(Excerpt from a dataset)

========================================

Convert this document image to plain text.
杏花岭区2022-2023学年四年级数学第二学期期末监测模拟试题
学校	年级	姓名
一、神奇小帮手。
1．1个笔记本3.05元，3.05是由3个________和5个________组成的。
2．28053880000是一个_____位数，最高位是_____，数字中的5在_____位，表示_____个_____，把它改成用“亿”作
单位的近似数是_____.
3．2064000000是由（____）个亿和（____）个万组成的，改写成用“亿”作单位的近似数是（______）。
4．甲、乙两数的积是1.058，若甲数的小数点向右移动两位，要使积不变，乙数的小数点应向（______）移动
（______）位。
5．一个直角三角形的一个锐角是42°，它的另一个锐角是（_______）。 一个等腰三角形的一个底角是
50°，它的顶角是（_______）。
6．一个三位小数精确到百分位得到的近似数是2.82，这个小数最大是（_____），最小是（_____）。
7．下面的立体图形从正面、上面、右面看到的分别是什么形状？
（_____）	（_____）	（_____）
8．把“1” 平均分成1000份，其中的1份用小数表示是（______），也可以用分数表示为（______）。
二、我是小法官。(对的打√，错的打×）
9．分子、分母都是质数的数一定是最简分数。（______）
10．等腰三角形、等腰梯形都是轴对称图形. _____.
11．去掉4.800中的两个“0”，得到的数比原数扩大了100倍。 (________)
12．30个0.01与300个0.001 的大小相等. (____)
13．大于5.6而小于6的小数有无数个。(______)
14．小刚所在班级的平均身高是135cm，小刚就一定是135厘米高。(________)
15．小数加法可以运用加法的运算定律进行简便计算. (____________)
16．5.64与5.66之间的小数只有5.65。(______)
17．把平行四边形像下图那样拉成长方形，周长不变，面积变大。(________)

========================================

* Given request *
Print the records once more, exactly as they were given.

* Finished answer *
Convert this document image to plain text.
杏花岭区2022-2023学年四年级数学第二学期期末监测模拟试题
学校	年级	姓名
一、神奇小帮手。
1．1个笔记本3.05元，3.05是由3个________和5个________组成的。
2．28053880000是一个_____位数，最高位是_____，数字中的5在_____位，表示_____个_____，把它改成用“亿”作
单位的近似数是_____.
3．2064000000是由（____）个亿和（____）个万组成的，改写成用“亿”作单位的近似数是（______）。
4．甲、乙两数的积是1.058，若甲数的小数点向右移动两位，要使积不变，乙数的小数点应向（______）移动
（______）位。
5．一个直角三角形的一个锐角是42°，它的另一个锐角是（_______）。 一个等腰三角形的一个底角是
50°，它的顶角是（_______）。
6．一个三位小数精确到百分位得到的近似数是2.82，这个小数最大是（_____），最小是（_____）。
7．下面的立体图形从正面、上面、右面看到的分别是什么形状？
（_____）	（_____）	（_____）
8．把“1” 平均分成1000份，其中的1份用小数表示是（______），也可以用分数表示为（______）。
二、我是小法官。(对的打√，错的打×）
9．分子、分母都是质数的数一定是最简分数。（______）
10．等腰三角形、等腰梯形都是轴对称图形. _____.
11．去掉4.800中的两个“0”，得到的数比原数扩大了100倍。 (________)
12．30个0.01与300个0.001 的大小相等. (____)
13．大于5.6而小于6的小数有无数个。(______)
14．小刚所在班级的平均身高是135cm，小刚就一定是135厘米高。(________)
15．小数加法可以运用加法的运算定律进行简便计算. (____________)
16．5.64与5.66之间的小数只有5.65。(______)
17．把平行四边形像下图那样拉成长方形，周长不变，面积变大。(________)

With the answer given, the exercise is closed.